• YOUR TASK: In the records below, find each line containing the word "Slots" and copy it.

-- Begin SUPPLIED DATA --

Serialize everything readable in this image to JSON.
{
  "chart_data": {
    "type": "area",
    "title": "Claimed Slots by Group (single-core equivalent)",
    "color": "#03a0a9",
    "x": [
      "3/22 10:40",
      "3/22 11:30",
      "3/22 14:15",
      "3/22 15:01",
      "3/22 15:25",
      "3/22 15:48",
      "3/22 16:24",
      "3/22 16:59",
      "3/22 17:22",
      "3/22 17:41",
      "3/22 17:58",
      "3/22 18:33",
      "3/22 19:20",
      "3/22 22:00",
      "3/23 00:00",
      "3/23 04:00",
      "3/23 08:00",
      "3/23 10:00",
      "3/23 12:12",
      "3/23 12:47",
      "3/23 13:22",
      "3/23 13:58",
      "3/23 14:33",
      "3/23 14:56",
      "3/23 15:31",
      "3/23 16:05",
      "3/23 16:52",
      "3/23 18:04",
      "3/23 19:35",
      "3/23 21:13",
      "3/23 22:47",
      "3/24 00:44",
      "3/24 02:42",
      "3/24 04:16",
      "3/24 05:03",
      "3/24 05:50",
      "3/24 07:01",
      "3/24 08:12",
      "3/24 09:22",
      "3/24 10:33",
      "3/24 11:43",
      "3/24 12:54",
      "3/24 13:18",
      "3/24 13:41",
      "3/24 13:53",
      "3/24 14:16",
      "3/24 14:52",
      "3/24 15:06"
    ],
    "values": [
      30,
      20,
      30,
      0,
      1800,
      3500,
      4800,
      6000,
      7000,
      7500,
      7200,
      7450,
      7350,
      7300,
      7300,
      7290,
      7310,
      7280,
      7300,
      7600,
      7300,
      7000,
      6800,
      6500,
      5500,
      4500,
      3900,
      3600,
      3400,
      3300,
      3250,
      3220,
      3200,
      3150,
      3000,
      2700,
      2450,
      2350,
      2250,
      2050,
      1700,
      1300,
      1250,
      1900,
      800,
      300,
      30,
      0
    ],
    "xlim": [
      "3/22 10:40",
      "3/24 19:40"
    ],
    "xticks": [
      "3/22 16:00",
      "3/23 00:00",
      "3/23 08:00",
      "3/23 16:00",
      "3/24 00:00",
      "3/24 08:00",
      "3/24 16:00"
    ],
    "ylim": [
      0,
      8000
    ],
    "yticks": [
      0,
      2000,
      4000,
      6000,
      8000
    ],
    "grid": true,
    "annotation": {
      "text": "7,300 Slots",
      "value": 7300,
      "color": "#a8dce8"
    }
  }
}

-- End SUPPLIED DATA --

• CORRECT ANSWER:
    "title": "Claimed Slots by Group (single-core equivalent)",
      "text": "7,300 Slots",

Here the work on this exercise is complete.